Every record here needs to be written out again exactly.

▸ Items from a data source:
——

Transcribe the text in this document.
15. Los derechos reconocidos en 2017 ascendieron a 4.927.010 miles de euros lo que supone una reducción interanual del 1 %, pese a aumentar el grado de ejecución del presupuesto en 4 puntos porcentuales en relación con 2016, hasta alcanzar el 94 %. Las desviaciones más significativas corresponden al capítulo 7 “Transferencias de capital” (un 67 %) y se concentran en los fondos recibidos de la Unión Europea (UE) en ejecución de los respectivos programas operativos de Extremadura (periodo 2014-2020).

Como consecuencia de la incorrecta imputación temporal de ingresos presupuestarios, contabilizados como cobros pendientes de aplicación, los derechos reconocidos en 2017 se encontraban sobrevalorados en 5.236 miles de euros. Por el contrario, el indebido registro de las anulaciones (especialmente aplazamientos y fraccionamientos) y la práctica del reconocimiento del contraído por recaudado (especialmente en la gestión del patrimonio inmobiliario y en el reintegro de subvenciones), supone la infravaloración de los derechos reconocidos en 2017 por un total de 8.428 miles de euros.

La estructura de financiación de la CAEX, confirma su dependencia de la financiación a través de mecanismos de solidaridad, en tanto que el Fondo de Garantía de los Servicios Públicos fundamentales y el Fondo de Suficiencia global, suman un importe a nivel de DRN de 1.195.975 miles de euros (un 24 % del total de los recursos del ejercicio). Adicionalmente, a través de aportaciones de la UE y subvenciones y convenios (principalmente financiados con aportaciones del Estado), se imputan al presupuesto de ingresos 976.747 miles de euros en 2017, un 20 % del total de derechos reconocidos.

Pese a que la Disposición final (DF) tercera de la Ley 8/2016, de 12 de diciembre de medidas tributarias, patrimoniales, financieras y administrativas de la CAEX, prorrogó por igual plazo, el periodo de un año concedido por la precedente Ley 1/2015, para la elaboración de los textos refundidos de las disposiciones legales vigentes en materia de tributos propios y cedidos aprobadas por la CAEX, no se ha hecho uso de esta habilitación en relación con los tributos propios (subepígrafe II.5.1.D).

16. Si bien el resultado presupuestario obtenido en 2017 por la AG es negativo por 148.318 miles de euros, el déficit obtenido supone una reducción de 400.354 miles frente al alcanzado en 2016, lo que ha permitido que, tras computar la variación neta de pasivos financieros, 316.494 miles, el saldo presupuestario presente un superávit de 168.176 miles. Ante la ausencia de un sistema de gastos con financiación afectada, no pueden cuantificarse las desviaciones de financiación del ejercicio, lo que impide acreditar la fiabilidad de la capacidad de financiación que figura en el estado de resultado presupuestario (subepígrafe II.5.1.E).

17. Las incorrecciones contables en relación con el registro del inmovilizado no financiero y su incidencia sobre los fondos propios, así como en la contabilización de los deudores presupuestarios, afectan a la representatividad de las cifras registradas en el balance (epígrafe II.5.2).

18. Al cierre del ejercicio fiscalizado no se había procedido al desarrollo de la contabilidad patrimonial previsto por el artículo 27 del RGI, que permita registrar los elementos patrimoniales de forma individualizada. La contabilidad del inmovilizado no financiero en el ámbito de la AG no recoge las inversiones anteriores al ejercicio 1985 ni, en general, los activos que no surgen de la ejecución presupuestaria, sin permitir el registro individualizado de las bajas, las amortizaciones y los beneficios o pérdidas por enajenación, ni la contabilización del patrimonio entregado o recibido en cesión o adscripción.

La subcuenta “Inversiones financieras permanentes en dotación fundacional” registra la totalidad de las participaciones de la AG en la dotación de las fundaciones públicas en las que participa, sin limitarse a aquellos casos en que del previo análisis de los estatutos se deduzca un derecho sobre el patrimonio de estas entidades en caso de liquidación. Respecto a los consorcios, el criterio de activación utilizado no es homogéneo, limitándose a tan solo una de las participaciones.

——

▸ THE OUTPUT:
Transcribe the text in this document.
15. Los derechos reconocidos en 2017 ascendieron a 4.927.010 miles de euros lo que supone una reducción interanual del 1 %, pese a aumentar el grado de ejecución del presupuesto en 4 puntos porcentuales en relación con 2016, hasta alcanzar el 94 %. Las desviaciones más significativas corresponden al capítulo 7 “Transferencias de capital” (un 67 %) y se concentran en los fondos recibidos de la Unión Europea (UE) en ejecución de los respectivos programas operativos de Extremadura (periodo 2014-2020).

Como consecuencia de la incorrecta imputación temporal de ingresos presupuestarios, contabilizados como cobros pendientes de aplicación, los derechos reconocidos en 2017 se encontraban sobrevalorados en 5.236 miles de euros. Por el contrario, el indebido registro de las anulaciones (especialmente aplazamientos y fraccionamientos) y la práctica del reconocimiento del contraído por recaudado (especialmente en la gestión del patrimonio inmobiliario y en el reintegro de subvenciones), supone la infravaloración de los derechos reconocidos en 2017 por un total de 8.428 miles de euros.

La estructura de financiación de la CAEX, confirma su dependencia de la financiación a través de mecanismos de solidaridad, en tanto que el Fondo de Garantía de los Servicios Públicos fundamentales y el Fondo de Suficiencia global, suman un importe a nivel de DRN de 1.195.975 miles de euros (un 24 % del total de los recursos del ejercicio). Adicionalmente, a través de aportaciones de la UE y subvenciones y convenios (principalmente financiados con aportaciones del Estado), se imputan al presupuesto de ingresos 976.747 miles de euros en 2017, un 20 % del total de derechos reconocidos.

Pese a que la Disposición final (DF) tercera de la Ley 8/2016, de 12 de diciembre de medidas tributarias, patrimoniales, financieras y administrativas de la CAEX, prorrogó por igual plazo, el periodo de un año concedido por la precedente Ley 1/2015, para la elaboración de los textos refundidos de las disposiciones legales vigentes en materia de tributos propios y cedidos aprobadas por la CAEX, no se ha hecho uso de esta habilitación en relación con los tributos propios (subepígrafe II.5.1.D).

16. Si bien el resultado presupuestario obtenido en 2017 por la AG es negativo por 148.318 miles de euros, el déficit obtenido supone una reducción de 400.354 miles frente al alcanzado en 2016, lo que ha permitido que, tras computar la variación neta de pasivos financieros, 316.494 miles, el saldo presupuestario presente un superávit de 168.176 miles. Ante la ausencia de un sistema de gastos con financiación afectada, no pueden cuantificarse las desviaciones de financiación del ejercicio, lo que impide acreditar la fiabilidad de la capacidad de financiación que figura en el estado de resultado presupuestario (subepígrafe II.5.1.E).

17. Las incorrecciones contables en relación con el registro del inmovilizado no financiero y su incidencia sobre los fondos propios, así como en la contabilización de los deudores presupuestarios, afectan a la representatividad de las cifras registradas en el balance (epígrafe II.5.2).

18. Al cierre del ejercicio fiscalizado no se había procedido al desarrollo de la contabilidad patrimonial previsto por el artículo 27 del RGI, que permita registrar los elementos patrimoniales de forma individualizada. La contabilidad del inmovilizado no financiero en el ámbito de la AG no recoge las inversiones anteriores al ejercicio 1985 ni, en general, los activos que no surgen de la ejecución presupuestaria, sin permitir el registro individualizado de las bajas, las amortizaciones y los beneficios o pérdidas por enajenación, ni la contabilización del patrimonio entregado o recibido en cesión o adscripción.

La subcuenta “Inversiones financieras permanentes en dotación fundacional” registra la totalidad de las participaciones de la AG en la dotación de las fundaciones públicas en las que participa, sin limitarse a aquellos casos en que del previo análisis de los estatutos se deduzca un derecho sobre el patrimonio de estas entidades en caso de liquidación. Respecto a los consorcios, el criterio de activación utilizado no es homogéneo, limitándose a tan solo una de las participaciones.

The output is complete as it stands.